# Entries provided start
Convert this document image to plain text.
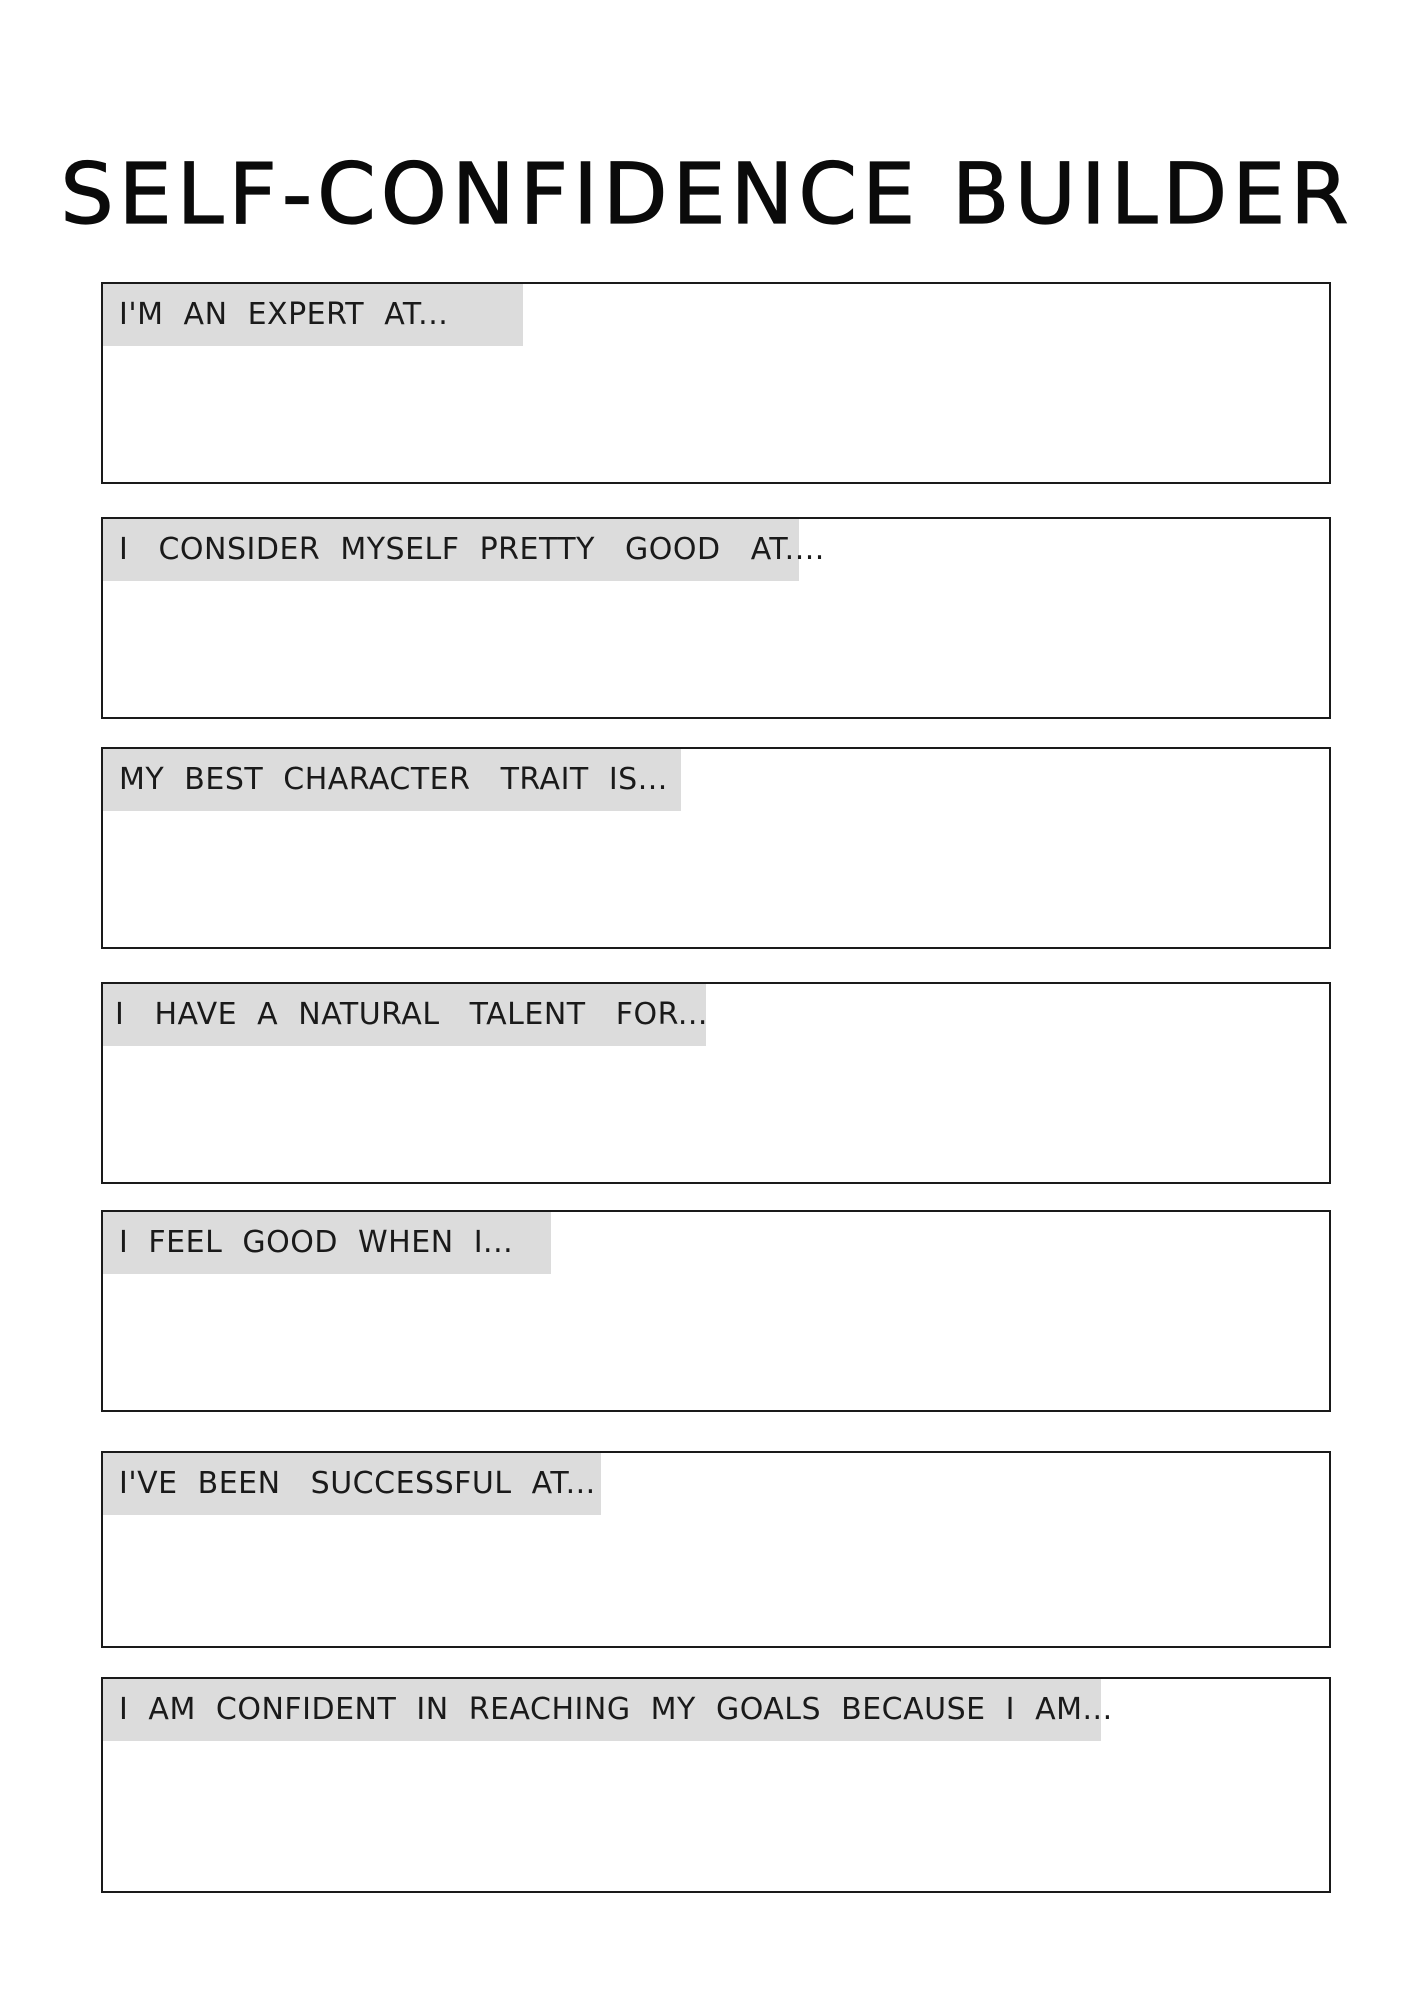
SELF-CONFIDENCE BUILDER
I'M  AN  EXPERT  AT...
I   CONSIDER  MYSELF  PRETTY   GOOD   AT....
MY  BEST  CHARACTER   TRAIT  IS...
I   HAVE  A  NATURAL   TALENT   FOR...
I  FEEL  GOOD  WHEN  I...
I'VE  BEEN   SUCCESSFUL  AT...
I  AM  CONFIDENT  IN  REACHING  MY  GOALS  BECAUSE  I  AM...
# Entries provided end
→ **Written instruction**
Pictures don't belong in the copy. Transcribe every record exactly as it appears.

→ **Response to the exercise**
Convert this document image to plain text.
SELF-CONFIDENCE BUILDER
I'M  AN  EXPERT  AT...
I   CONSIDER  MYSELF  PRETTY   GOOD   AT....
MY  BEST  CHARACTER   TRAIT  IS...
I   HAVE  A  NATURAL   TALENT   FOR...
I  FEEL  GOOD  WHEN  I...
I'VE  BEEN   SUCCESSFUL  AT...
I  AM  CONFIDENT  IN  REACHING  MY  GOALS  BECAUSE  I  AM...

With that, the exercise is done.